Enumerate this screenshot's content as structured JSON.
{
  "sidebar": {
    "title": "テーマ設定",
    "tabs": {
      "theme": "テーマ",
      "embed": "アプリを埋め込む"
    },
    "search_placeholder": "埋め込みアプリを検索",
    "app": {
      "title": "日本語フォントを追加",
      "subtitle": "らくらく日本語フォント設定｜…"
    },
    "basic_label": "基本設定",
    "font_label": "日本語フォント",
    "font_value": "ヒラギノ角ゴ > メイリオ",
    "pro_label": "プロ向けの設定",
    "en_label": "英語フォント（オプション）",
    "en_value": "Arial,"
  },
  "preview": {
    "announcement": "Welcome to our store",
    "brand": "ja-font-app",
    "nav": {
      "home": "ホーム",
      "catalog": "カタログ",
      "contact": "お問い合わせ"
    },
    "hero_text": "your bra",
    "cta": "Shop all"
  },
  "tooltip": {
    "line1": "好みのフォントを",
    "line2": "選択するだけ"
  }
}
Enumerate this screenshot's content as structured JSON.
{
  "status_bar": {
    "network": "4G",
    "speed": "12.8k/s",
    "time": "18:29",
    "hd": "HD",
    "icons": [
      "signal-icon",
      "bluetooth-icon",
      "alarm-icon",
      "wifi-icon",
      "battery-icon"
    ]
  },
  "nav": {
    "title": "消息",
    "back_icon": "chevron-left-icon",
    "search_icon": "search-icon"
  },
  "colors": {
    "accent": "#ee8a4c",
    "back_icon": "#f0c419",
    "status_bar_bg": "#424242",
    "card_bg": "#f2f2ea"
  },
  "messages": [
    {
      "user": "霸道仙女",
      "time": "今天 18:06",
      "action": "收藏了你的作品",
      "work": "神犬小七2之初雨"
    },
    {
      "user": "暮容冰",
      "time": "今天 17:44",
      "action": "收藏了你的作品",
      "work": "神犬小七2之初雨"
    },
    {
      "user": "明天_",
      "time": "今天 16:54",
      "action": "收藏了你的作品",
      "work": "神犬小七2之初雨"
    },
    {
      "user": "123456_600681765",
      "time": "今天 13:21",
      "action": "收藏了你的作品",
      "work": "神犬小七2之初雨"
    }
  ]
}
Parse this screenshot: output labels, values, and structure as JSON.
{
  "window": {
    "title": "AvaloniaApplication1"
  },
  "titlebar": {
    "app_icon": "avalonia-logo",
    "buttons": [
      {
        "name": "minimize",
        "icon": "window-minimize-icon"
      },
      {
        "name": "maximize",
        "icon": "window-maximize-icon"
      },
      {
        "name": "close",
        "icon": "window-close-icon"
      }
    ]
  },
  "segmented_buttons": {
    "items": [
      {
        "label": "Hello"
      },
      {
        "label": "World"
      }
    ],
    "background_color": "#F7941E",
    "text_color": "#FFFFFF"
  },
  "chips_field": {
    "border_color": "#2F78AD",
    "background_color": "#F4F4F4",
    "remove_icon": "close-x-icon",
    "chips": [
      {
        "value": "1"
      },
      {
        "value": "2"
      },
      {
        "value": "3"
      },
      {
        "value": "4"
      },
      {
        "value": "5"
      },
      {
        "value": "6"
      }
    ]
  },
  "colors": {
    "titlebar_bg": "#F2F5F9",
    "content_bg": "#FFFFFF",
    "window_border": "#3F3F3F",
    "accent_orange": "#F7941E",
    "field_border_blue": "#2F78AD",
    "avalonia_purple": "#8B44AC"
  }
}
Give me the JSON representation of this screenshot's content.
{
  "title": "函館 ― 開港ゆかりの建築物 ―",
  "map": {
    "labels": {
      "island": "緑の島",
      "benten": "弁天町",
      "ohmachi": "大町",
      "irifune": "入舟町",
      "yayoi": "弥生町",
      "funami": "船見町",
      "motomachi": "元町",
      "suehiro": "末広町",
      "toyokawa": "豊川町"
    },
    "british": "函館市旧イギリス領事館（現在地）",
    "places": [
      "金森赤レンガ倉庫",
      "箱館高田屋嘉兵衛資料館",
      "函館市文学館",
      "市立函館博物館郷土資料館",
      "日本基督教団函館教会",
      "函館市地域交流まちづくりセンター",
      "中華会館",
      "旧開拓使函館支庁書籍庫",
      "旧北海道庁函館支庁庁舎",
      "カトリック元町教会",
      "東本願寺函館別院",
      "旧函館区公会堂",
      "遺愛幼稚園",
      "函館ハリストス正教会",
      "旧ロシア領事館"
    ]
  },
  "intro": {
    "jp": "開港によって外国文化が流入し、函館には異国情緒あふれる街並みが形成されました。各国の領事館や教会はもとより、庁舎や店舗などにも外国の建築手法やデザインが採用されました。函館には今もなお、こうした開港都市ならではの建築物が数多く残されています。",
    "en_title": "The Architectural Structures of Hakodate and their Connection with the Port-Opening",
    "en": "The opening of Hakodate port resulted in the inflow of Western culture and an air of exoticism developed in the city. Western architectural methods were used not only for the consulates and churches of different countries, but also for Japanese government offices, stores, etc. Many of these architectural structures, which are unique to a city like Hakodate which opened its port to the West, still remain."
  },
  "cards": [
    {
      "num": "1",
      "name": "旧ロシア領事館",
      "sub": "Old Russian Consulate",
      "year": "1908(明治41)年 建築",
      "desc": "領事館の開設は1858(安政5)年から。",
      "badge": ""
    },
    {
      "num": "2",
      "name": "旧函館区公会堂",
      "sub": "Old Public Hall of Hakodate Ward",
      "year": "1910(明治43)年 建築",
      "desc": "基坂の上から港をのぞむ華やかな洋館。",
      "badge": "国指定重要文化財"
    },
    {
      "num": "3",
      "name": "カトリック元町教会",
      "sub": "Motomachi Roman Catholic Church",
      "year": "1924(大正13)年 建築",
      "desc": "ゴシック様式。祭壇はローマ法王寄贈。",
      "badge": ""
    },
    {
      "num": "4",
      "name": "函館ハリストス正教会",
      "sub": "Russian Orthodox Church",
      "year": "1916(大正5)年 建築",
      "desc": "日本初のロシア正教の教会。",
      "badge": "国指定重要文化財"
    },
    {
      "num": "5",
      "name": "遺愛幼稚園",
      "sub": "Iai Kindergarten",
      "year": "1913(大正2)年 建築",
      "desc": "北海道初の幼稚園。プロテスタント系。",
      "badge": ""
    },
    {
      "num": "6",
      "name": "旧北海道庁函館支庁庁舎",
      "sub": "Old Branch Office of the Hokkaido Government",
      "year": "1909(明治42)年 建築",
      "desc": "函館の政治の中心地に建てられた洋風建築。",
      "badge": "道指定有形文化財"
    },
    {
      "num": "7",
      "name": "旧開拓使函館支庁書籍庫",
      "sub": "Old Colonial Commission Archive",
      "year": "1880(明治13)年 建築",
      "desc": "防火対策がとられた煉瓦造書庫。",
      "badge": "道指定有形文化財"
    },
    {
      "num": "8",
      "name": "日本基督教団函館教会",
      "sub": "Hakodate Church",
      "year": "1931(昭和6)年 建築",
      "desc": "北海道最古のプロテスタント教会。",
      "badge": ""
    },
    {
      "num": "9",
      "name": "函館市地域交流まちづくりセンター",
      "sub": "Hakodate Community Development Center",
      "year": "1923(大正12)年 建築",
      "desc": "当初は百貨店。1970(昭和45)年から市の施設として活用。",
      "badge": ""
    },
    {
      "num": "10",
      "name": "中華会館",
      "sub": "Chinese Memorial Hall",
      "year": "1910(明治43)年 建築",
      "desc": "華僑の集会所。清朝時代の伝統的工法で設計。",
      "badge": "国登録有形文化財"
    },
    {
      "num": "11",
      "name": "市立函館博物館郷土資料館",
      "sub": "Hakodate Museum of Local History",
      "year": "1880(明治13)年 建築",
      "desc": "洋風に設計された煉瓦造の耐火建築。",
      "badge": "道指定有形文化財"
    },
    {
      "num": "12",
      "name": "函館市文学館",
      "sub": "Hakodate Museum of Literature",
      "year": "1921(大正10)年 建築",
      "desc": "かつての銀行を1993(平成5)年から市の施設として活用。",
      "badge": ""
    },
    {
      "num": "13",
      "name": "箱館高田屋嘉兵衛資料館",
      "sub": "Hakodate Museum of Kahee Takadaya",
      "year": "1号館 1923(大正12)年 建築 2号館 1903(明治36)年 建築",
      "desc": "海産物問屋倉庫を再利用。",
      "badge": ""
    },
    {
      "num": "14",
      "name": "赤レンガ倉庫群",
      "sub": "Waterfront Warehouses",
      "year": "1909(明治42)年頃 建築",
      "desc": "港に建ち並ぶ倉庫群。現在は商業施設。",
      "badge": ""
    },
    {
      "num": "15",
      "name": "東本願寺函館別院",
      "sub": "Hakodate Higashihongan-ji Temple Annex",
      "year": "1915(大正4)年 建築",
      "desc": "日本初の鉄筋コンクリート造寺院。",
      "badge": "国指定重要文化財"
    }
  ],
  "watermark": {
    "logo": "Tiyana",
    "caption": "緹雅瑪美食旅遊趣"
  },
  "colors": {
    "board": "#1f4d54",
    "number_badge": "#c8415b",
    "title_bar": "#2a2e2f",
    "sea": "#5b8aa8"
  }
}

§ §

▸ **WRITTEN INSTRUCTION**: Collect every line with the string "Russian" from the records, and copy each.

▸ **IN RESPONSE**:
      "sub": "Old Russian Consulate",
      "sub": "Russian Orthodox Church",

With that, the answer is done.